• Exercise directions:
Copy out every record precisely.

+++ Recorded information +++

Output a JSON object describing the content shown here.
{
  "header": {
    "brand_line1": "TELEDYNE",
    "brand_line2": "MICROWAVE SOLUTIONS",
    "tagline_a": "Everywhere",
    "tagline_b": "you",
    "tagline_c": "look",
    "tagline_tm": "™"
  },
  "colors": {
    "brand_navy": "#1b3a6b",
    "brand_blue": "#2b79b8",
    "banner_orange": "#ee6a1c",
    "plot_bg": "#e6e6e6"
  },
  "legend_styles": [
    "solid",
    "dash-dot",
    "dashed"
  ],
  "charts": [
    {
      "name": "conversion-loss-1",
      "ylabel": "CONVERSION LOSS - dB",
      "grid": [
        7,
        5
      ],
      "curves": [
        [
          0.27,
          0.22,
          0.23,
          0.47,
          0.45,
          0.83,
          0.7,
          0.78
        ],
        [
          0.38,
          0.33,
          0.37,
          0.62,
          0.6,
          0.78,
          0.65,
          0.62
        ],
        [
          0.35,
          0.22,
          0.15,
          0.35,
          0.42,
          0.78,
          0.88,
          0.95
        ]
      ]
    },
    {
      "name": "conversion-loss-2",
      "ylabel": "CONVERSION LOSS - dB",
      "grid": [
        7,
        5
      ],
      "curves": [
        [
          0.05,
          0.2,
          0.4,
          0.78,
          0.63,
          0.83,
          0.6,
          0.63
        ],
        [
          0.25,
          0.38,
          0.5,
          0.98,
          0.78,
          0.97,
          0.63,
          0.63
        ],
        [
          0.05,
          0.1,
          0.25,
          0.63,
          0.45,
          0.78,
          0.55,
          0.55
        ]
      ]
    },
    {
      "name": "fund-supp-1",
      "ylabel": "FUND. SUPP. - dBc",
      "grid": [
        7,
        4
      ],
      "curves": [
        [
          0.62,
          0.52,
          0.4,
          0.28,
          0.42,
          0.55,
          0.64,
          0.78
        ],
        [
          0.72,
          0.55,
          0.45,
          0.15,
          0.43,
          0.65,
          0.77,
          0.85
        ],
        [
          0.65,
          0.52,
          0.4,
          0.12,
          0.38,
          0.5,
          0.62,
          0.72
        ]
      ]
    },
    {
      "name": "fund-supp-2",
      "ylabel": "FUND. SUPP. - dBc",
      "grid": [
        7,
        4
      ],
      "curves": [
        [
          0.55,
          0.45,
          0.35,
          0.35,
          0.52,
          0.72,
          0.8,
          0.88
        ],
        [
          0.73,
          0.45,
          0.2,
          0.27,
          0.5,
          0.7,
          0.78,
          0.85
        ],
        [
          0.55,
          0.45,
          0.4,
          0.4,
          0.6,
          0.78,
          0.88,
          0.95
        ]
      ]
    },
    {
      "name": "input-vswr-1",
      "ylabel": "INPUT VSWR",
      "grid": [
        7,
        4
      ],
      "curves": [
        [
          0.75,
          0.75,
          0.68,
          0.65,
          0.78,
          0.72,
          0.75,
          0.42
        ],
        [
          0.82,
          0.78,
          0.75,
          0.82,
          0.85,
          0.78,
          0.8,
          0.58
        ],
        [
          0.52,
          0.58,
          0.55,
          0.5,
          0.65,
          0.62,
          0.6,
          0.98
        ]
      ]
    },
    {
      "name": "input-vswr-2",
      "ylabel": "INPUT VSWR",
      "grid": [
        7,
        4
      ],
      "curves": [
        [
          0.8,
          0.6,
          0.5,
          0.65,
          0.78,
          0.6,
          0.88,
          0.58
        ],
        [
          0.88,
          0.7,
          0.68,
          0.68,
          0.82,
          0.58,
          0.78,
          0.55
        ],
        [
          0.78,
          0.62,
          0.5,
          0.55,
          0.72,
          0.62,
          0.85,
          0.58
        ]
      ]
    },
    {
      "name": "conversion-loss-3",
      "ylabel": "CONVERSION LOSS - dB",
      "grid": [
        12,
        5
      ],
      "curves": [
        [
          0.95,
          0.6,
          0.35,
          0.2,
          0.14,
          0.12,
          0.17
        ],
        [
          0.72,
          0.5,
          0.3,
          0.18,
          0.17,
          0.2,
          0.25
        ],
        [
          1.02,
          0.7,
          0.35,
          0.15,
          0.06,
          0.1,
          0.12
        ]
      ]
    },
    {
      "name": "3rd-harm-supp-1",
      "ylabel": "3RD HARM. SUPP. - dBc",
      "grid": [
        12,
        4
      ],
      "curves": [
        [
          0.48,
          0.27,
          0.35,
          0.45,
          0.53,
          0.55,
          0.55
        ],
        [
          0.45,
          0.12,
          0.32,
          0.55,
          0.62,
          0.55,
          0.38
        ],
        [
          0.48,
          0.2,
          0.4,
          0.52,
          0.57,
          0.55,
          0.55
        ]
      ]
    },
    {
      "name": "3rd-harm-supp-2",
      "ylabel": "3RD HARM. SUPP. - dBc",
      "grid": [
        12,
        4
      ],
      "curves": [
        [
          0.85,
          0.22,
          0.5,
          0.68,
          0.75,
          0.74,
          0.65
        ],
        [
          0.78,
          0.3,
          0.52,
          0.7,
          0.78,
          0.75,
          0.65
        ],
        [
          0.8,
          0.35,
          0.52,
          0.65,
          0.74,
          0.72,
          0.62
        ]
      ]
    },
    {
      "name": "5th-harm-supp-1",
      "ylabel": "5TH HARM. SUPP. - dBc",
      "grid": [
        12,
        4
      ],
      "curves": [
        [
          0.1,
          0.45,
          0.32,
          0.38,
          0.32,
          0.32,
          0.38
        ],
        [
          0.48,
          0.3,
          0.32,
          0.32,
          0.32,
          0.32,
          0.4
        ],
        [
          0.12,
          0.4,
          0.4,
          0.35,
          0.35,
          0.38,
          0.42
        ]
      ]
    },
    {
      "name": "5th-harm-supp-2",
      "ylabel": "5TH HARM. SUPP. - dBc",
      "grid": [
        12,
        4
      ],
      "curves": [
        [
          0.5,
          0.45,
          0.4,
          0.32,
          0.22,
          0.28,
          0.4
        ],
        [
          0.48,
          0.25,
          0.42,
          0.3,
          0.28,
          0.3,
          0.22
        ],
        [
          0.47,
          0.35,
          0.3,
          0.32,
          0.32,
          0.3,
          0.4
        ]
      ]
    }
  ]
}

+++

• Answer in full:
Output a JSON object describing the content shown here.
{
  "header": {
    "brand_line1": "TELEDYNE",
    "brand_line2": "MICROWAVE SOLUTIONS",
    "tagline_a": "Everywhere",
    "tagline_b": "you",
    "tagline_c": "look",
    "tagline_tm": "™"
  },
  "colors": {
    "brand_navy": "#1b3a6b",
    "brand_blue": "#2b79b8",
    "banner_orange": "#ee6a1c",
    "plot_bg": "#e6e6e6"
  },
  "legend_styles": [
    "solid",
    "dash-dot",
    "dashed"
  ],
  "charts": [
    {
      "name": "conversion-loss-1",
      "ylabel": "CONVERSION LOSS - dB",
      "grid": [
        7,
        5
      ],
      "curves": [
        [
          0.27,
          0.22,
          0.23,
          0.47,
          0.45,
          0.83,
          0.7,
          0.78
        ],
        [
          0.38,
          0.33,
          0.37,
          0.62,
          0.6,
          0.78,
          0.65,
          0.62
        ],
        [
          0.35,
          0.22,
          0.15,
          0.35,
          0.42,
          0.78,
          0.88,
          0.95
        ]
      ]
    },
    {
      "name": "conversion-loss-2",
      "ylabel": "CONVERSION LOSS - dB",
      "grid": [
        7,
        5
      ],
      "curves": [
        [
          0.05,
          0.2,
          0.4,
          0.78,
          0.63,
          0.83,
          0.6,
          0.63
        ],
        [
          0.25,
          0.38,
          0.5,
          0.98,
          0.78,
          0.97,
          0.63,
          0.63
        ],
        [
          0.05,
          0.1,
          0.25,
          0.63,
          0.45,
          0.78,
          0.55,
          0.55
        ]
      ]
    },
    {
      "name": "fund-supp-1",
      "ylabel": "FUND. SUPP. - dBc",
      "grid": [
        7,
        4
      ],
      "curves": [
        [
          0.62,
          0.52,
          0.4,
          0.28,
          0.42,
          0.55,
          0.64,
          0.78
        ],
        [
          0.72,
          0.55,
          0.45,
          0.15,
          0.43,
          0.65,
          0.77,
          0.85
        ],
        [
          0.65,
          0.52,
          0.4,
          0.12,
          0.38,
          0.5,
          0.62,
          0.72
        ]
      ]
    },
    {
      "name": "fund-supp-2",
      "ylabel": "FUND. SUPP. - dBc",
      "grid": [
        7,
        4
      ],
      "curves": [
        [
          0.55,
          0.45,
          0.35,
          0.35,
          0.52,
          0.72,
          0.8,
          0.88
        ],
        [
          0.73,
          0.45,
          0.2,
          0.27,
          0.5,
          0.7,
          0.78,
          0.85
        ],
        [
          0.55,
          0.45,
          0.4,
          0.4,
          0.6,
          0.78,
          0.88,
          0.95
        ]
      ]
    },
    {
      "name": "input-vswr-1",
      "ylabel": "INPUT VSWR",
      "grid": [
        7,
        4
      ],
      "curves": [
        [
          0.75,
          0.75,
          0.68,
          0.65,
          0.78,
          0.72,
          0.75,
          0.42
        ],
        [
          0.82,
          0.78,
          0.75,
          0.82,
          0.85,
          0.78,
          0.8,
          0.58
        ],
        [
          0.52,
          0.58,
          0.55,
          0.5,
          0.65,
          0.62,
          0.6,
          0.98
        ]
      ]
    },
    {
      "name": "input-vswr-2",
      "ylabel": "INPUT VSWR",
      "grid": [
        7,
        4
      ],
      "curves": [
        [
          0.8,
          0.6,
          0.5,
          0.65,
          0.78,
          0.6,
          0.88,
          0.58
        ],
        [
          0.88,
          0.7,
          0.68,
          0.68,
          0.82,
          0.58,
          0.78,
          0.55
        ],
        [
          0.78,
          0.62,
          0.5,
          0.55,
          0.72,
          0.62,
          0.85,
          0.58
        ]
      ]
    },
    {
      "name": "conversion-loss-3",
      "ylabel": "CONVERSION LOSS - dB",
      "grid": [
        12,
        5
      ],
      "curves": [
        [
          0.95,
          0.6,
          0.35,
          0.2,
          0.14,
          0.12,
          0.17
        ],
        [
          0.72,
          0.5,
          0.3,
          0.18,
          0.17,
          0.2,
          0.25
        ],
        [
          1.02,
          0.7,
          0.35,
          0.15,
          0.06,
          0.1,
          0.12
        ]
      ]
    },
    {
      "name": "3rd-harm-supp-1",
      "ylabel": "3RD HARM. SUPP. - dBc",
      "grid": [
        12,
        4
      ],
      "curves": [
        [
          0.48,
          0.27,
          0.35,
          0.45,
          0.53,
          0.55,
          0.55
        ],
        [
          0.45,
          0.12,
          0.32,
          0.55,
          0.62,
          0.55,
          0.38
        ],
        [
          0.48,
          0.2,
          0.4,
          0.52,
          0.57,
          0.55,
          0.55
        ]
      ]
    },
    {
      "name": "3rd-harm-supp-2",
      "ylabel": "3RD HARM. SUPP. - dBc",
      "grid": [
        12,
        4
      ],
      "curves": [
        [
          0.85,
          0.22,
          0.5,
          0.68,
          0.75,
          0.74,
          0.65
        ],
        [
          0.78,
          0.3,
          0.52,
          0.7,
          0.78,
          0.75,
          0.65
        ],
        [
          0.8,
          0.35,
          0.52,
          0.65,
          0.74,
          0.72,
          0.62
        ]
      ]
    },
    {
      "name": "5th-harm-supp-1",
      "ylabel": "5TH HARM. SUPP. - dBc",
      "grid": [
        12,
        4
      ],
      "curves": [
        [
          0.1,
          0.45,
          0.32,
          0.38,
          0.32,
          0.32,
          0.38
        ],
        [
          0.48,
          0.3,
          0.32,
          0.32,
          0.32,
          0.32,
          0.4
        ],
        [
          0.12,
          0.4,
          0.4,
          0.35,
          0.35,
          0.38,
          0.42
        ]
      ]
    },
    {
      "name": "5th-harm-supp-2",
      "ylabel": "5TH HARM. SUPP. - dBc",
      "grid": [
        12,
        4
      ],
      "curves": [
        [
          0.5,
          0.45,
          0.4,
          0.32,
          0.22,
          0.28,
          0.4
        ],
        [
          0.48,
          0.25,
          0.42,
          0.3,
          0.28,
          0.3,
          0.22
        ],
        [
          0.47,
          0.35,
          0.3,
          0.32,
          0.32,
          0.3,
          0.4
        ]
      ]
    }
  ]
}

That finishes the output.